- ТЕКСТ ДЛЯ ЧТЕНИЯ
Воспоминание о заблуждениях юности, состояние гнетущего одиночества, презрения окружающих, даже само число 24 — все эти мотивы и детали находим в псалме 24-м: «Грехов юности моей и преступлений моих не вспоминай. <...> Призри на меня, и помилуй меня, ибо я одинок и угнетен <...>. Посмотри на врагов моих, как много их, и какою лютою ненавистью они ненавидят меня» (ст. 7, 16, 19). Как и в случае
Голядкина, высокое задание библейского прообраза, задание Победителя, героем «Записок» существенно искажается: эпицентр противостояния «врагам» из внутреннего плана духовной брани перемещается в план внешних столкновений: с офицером на Невском, с приятелями, со слугой Аполлоном, с Лизой.
Кульминационным пунктом в этом ряду является поединок с Аполлоном, насыщенный мотивами и образами Апокалипсиса. Символический план образа Аполлона раскрывают следующие слова Подпольного:
Но тогда я не мог прогнать его, точно он был слит с существованием моим химически <...> моя квартира была мой особняк, моя скорлупа, мой футляр, в который я прятался от всего человечества, а Аполлон, черт знает почему, казался мне принадлежим этой квартире, и я целых семь лет не мог согнать его (V, 168).
Существо Аполлона, таким образом, нераздельно слито с самой идеей «угла». В этом отношении он является двойником героя «Записок». Аполлон — это дух «угла», демон «угла», представитель той силы, которая способствовала утверждению этой идеи в сознании подпольного антигероя и тем самым вошла в него на правах господствующего начала.
Это была язва моя, бич, посланный на меня провидением (V, 167), — говорит Подпольный об Аполлоне.
«Язвами» в Апокалипсисе именуются наказания, попускаемые Богом для вразумления грешников. В 9-й главе Откровения говорится о саранче, которой была дана власть мучить грешников в течение пяти месяцев. «Царем над собою имела она ангела бездны; имя ему по-еврейски Аваддон, а по-гречески Аполлион (Губитель)» (Откр. 9: 11). В сюжетных перипетиях повести проступают контуры сюжета мифического и мистериального: столкновение власти Аполлиона-Губите-ля и спасающей Любви Божией в сердце подпольного антигероя. В силу всемирно-исторического масштаба этого конфликта Достоевский не имел ни намерения, ни возможности дать его разрешение. Как и подобает подлинному художнику, он убедительно раскрыл перспективу его развертывания, его телеологию.
Упасть перед ней, зарыдать от раскаяния, целовать ее ноги, молить о прощении! (V, 177).

Сохранённые записи:

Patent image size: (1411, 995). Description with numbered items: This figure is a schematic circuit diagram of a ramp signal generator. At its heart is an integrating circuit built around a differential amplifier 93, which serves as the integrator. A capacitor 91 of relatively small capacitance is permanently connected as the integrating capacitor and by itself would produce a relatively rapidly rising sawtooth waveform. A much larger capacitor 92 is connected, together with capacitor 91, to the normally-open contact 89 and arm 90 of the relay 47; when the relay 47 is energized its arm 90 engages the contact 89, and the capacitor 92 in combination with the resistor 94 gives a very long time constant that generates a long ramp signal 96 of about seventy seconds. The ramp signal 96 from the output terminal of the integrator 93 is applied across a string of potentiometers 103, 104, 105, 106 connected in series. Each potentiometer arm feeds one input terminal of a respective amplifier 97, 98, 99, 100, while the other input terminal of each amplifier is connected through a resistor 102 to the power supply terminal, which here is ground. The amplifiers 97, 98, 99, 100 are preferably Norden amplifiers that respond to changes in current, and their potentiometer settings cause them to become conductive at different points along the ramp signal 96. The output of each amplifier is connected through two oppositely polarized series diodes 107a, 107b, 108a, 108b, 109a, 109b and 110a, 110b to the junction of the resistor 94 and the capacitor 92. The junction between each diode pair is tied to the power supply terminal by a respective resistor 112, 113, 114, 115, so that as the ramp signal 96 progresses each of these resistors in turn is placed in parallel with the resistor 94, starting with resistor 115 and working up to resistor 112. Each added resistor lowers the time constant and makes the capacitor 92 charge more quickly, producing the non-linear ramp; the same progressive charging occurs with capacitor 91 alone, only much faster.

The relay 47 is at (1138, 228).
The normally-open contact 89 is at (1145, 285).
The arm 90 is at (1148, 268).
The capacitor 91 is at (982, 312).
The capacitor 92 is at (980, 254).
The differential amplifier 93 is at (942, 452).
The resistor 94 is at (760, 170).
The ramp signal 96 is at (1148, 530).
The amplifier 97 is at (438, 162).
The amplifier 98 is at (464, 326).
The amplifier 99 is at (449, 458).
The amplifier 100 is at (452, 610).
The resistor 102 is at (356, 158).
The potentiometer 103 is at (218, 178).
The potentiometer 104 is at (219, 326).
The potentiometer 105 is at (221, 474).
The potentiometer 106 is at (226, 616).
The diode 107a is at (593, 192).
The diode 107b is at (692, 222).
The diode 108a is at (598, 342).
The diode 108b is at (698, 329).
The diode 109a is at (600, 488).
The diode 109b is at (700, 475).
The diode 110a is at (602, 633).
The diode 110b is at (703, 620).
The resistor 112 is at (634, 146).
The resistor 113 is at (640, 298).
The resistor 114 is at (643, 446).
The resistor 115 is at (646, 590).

- УСЛОВИЕ ЗАДАНИЯ
Продолжите разбор «Записок» Достоевского о Подпольном и Аполлоне, начав сразу после его последней фразы.

- РЕШЁННАЯ ЗАДАЧА
В этих словах — переживание сильнейшего покаянного порыва, который и является глубинным движущим импульсом «Записок». За ними встает евангельский образ покаявшейся блудницы как выражение жизненной ситуации героя: «И вот женщина того города, которая была грешница <...> ставши позади у ног Его и плача, начала обливать ноги Его слезами <.> и целовала ноги Его и мазала миром» (Лк. 7:37-38). Слышатся здесь и слова покаянной молитвы Симеона Нового Богослова: «Твои же ми подаждь нозе, и держати и целовати, и струями слезными, яко многоценным миром, сия дерзостно помазати». Не реализовавшаяся в поступке творческая сила покаянного порыва воплотилась в самом художественном построении «Записок», сообщая им духовный смысл «суда над собой». Герой констатирует, что написанная им повесть перерастает «литературу», превращаясь в «исправительное наказание» (V, 178). Неосуществившаяся фактически покаянная интенция осуществилась в самой телеологической устремленности «Записок», истоком и завершением которой является лик Спасителя. Эстетическое событие произведения реализует описанную Лосевым фундаментальную диалектику выразимости-невыразимости: невыразимый первообраз получает выражение в телеологической точке финального отождествления характера и прообраза, задание мифического имени Победитель получает определенность в контексте Абсолютного мифа.
Здесь вступает в свои права третье начало диалектической триады — становление, характеризующее динамический аспект формы: «.становление требует, чтобы было становящееся, совершенное тождество всех моментов становления, ибо иначе нечему будет и становиться. С другой стороны, становление требует, чтобы становящееся было все время иным и иным, ибо только так может осуществиться само становление. Значит, становление есть диалектический синтез одного (чистой бытийственности как таковой) и иного (принципа множественной бытийственности вообще)» [11, 12]. У Достоевского становлению соответствует категория
«переходности», передающая способ существования человека на земле. Как сказано в известной записи от 16 апреля 1864 года:
Итак, человек есть на земле существо только развивающееся, следовательно, не оконченное, а переходное (XX, 173).
И «переходность» у Достоевского, как и становление у Лосева, есть результат диалектических отношений Одного и Многого, Бога и мира или, точнее, Бога-в-Себе и Бога-в-мире:
...натура Бога другая. Это полный Синтез всего бытия, саморассматривающий Себя в многоразличии, в Анализе (XX, 174).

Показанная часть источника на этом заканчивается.